Dataset entries
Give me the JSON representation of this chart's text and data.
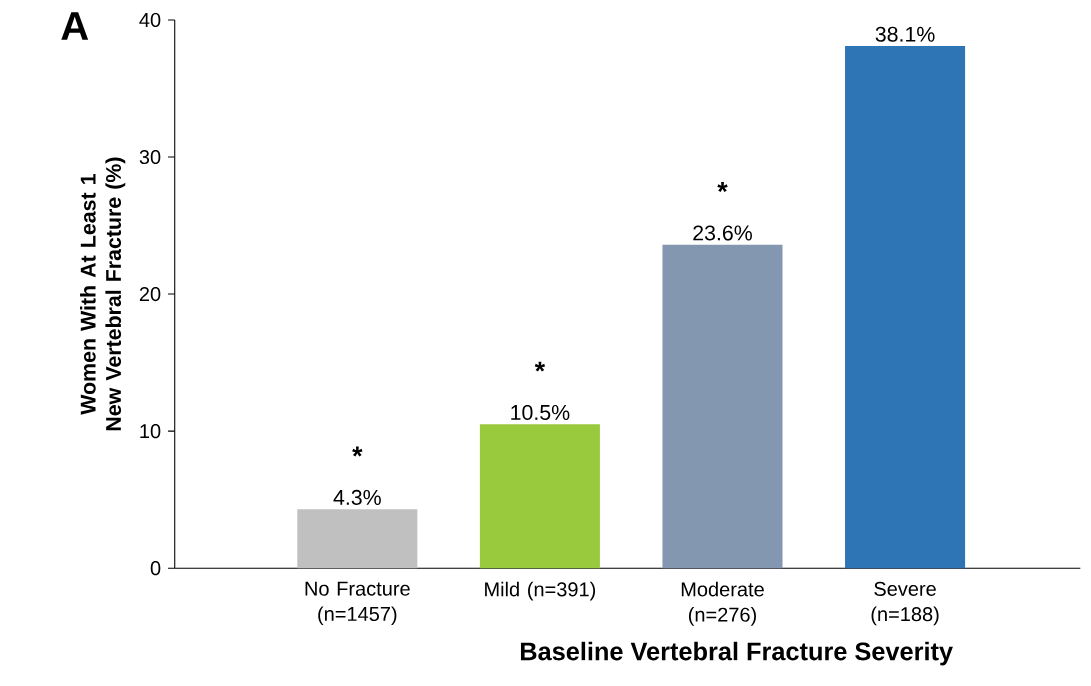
{
  "chart_data": {
    "type": "bar",
    "title": "A",
    "xlabel": "Baseline Vertebral Fracture Severity",
    "ylabel": "Women With At Least 1 New Vertebral Fracture (%)",
    "categories": [
      "No Fracture (n=1457)",
      "Mild (n=391)",
      "Moderate (n=276)",
      "Severe (n=188)"
    ],
    "values": [
      4.3,
      10.5,
      23.6,
      38.1
    ],
    "colors": [
      "#c0c0c0",
      "#99c93c",
      "#8497b0",
      "#2e75b6"
    ],
    "value_labels": [
      "4.3%",
      "10.5%",
      "23.6%",
      "38.1%"
    ],
    "ylim": [
      0,
      40
    ],
    "yticks": [
      0,
      10,
      20,
      30,
      40
    ],
    "grid": false,
    "annotations": [
      "*",
      "*",
      "*"
    ]
  }
}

• WORK REQUIRED:
Locate the word "Vertebral" in the data above. Copy every line carrying it.

• REPLY:
    "xlabel": "Baseline Vertebral Fracture Severity",
    "ylabel": "Women With At Least 1 New Vertebral Fracture (%)",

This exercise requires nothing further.